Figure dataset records
⟨

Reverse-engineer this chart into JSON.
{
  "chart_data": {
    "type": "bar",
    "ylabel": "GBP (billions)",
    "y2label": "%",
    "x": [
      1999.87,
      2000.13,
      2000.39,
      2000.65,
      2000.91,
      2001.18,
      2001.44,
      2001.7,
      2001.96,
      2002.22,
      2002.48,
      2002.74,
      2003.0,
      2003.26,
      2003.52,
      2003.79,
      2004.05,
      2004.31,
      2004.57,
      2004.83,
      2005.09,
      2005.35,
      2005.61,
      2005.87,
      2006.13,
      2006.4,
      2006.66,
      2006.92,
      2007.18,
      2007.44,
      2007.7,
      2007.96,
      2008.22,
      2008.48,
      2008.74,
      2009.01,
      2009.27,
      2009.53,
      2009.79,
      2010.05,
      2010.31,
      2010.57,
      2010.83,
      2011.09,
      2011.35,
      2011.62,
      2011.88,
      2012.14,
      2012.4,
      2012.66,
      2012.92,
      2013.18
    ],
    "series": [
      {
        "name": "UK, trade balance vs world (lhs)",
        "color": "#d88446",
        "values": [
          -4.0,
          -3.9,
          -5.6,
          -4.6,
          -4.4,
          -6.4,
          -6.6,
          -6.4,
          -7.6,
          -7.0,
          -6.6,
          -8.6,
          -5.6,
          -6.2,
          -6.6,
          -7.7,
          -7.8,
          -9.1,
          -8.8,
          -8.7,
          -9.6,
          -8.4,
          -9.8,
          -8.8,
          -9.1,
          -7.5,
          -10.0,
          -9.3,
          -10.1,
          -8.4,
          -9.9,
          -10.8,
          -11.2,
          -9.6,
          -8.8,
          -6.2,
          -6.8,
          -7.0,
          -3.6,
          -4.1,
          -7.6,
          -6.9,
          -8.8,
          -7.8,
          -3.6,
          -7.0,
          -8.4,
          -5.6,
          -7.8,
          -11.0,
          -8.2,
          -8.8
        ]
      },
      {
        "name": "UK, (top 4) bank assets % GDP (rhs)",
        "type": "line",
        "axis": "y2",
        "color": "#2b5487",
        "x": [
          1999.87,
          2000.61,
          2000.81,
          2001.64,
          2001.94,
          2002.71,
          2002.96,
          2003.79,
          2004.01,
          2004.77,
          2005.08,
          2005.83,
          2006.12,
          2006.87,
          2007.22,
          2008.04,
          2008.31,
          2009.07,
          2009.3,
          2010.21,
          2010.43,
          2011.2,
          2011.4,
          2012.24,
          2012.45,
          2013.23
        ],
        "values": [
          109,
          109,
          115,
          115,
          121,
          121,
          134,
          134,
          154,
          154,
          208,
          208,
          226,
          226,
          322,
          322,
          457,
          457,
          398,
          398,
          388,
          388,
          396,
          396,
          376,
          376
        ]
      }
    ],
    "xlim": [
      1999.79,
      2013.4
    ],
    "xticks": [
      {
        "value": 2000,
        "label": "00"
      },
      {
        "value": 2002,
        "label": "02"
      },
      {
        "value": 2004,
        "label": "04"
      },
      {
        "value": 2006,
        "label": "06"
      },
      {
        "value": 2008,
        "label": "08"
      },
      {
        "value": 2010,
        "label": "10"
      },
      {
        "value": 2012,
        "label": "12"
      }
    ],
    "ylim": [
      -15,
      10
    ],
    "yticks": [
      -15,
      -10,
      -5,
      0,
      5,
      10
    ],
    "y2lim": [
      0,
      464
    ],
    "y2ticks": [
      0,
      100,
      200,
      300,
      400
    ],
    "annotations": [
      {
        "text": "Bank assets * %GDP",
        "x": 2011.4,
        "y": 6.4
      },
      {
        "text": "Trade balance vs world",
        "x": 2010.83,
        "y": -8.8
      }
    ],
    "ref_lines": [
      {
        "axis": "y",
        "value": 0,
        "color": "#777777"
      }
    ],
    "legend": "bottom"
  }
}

⟩

Exercise: Repeat the material above in full, keeping every word.

Finished task:
Reverse-engineer this chart into JSON.
{
  "chart_data": {
    "type": "bar",
    "ylabel": "GBP (billions)",
    "y2label": "%",
    "x": [
      1999.87,
      2000.13,
      2000.39,
      2000.65,
      2000.91,
      2001.18,
      2001.44,
      2001.7,
      2001.96,
      2002.22,
      2002.48,
      2002.74,
      2003.0,
      2003.26,
      2003.52,
      2003.79,
      2004.05,
      2004.31,
      2004.57,
      2004.83,
      2005.09,
      2005.35,
      2005.61,
      2005.87,
      2006.13,
      2006.4,
      2006.66,
      2006.92,
      2007.18,
      2007.44,
      2007.7,
      2007.96,
      2008.22,
      2008.48,
      2008.74,
      2009.01,
      2009.27,
      2009.53,
      2009.79,
      2010.05,
      2010.31,
      2010.57,
      2010.83,
      2011.09,
      2011.35,
      2011.62,
      2011.88,
      2012.14,
      2012.4,
      2012.66,
      2012.92,
      2013.18
    ],
    "series": [
      {
        "name": "UK, trade balance vs world (lhs)",
        "color": "#d88446",
        "values": [
          -4.0,
          -3.9,
          -5.6,
          -4.6,
          -4.4,
          -6.4,
          -6.6,
          -6.4,
          -7.6,
          -7.0,
          -6.6,
          -8.6,
          -5.6,
          -6.2,
          -6.6,
          -7.7,
          -7.8,
          -9.1,
          -8.8,
          -8.7,
          -9.6,
          -8.4,
          -9.8,
          -8.8,
          -9.1,
          -7.5,
          -10.0,
          -9.3,
          -10.1,
          -8.4,
          -9.9,
          -10.8,
          -11.2,
          -9.6,
          -8.8,
          -6.2,
          -6.8,
          -7.0,
          -3.6,
          -4.1,
          -7.6,
          -6.9,
          -8.8,
          -7.8,
          -3.6,
          -7.0,
          -8.4,
          -5.6,
          -7.8,
          -11.0,
          -8.2,
          -8.8
        ]
      },
      {
        "name": "UK, (top 4) bank assets % GDP (rhs)",
        "type": "line",
        "axis": "y2",
        "color": "#2b5487",
        "x": [
          1999.87,
          2000.61,
          2000.81,
          2001.64,
          2001.94,
          2002.71,
          2002.96,
          2003.79,
          2004.01,
          2004.77,
          2005.08,
          2005.83,
          2006.12,
          2006.87,
          2007.22,
          2008.04,
          2008.31,
          2009.07,
          2009.3,
          2010.21,
          2010.43,
          2011.2,
          2011.4,
          2012.24,
          2012.45,
          2013.23
        ],
        "values": [
          109,
          109,
          115,
          115,
          121,
          121,
          134,
          134,
          154,
          154,
          208,
          208,
          226,
          226,
          322,
          322,
          457,
          457,
          398,
          398,
          388,
          388,
          396,
          396,
          376,
          376
        ]
      }
    ],
    "xlim": [
      1999.79,
      2013.4
    ],
    "xticks": [
      {
        "value": 2000,
        "label": "00"
      },
      {
        "value": 2002,
        "label": "02"
      },
      {
        "value": 2004,
        "label": "04"
      },
      {
        "value": 2006,
        "label": "06"
      },
      {
        "value": 2008,
        "label": "08"
      },
      {
        "value": 2010,
        "label": "10"
      },
      {
        "value": 2012,
        "label": "12"
      }
    ],
    "ylim": [
      -15,
      10
    ],
    "yticks": [
      -15,
      -10,
      -5,
      0,
      5,
      10
    ],
    "y2lim": [
      0,
      464
    ],
    "y2ticks": [
      0,
      100,
      200,
      300,
      400
    ],
    "annotations": [
      {
        "text": "Bank assets * %GDP",
        "x": 2011.4,
        "y": 6.4
      },
      {
        "text": "Trade balance vs world",
        "x": 2010.83,
        "y": -8.8
      }
    ],
    "ref_lines": [
      {
        "axis": "y",
        "value": 0,
        "color": "#777777"
      }
    ],
    "legend": "bottom"
  }
}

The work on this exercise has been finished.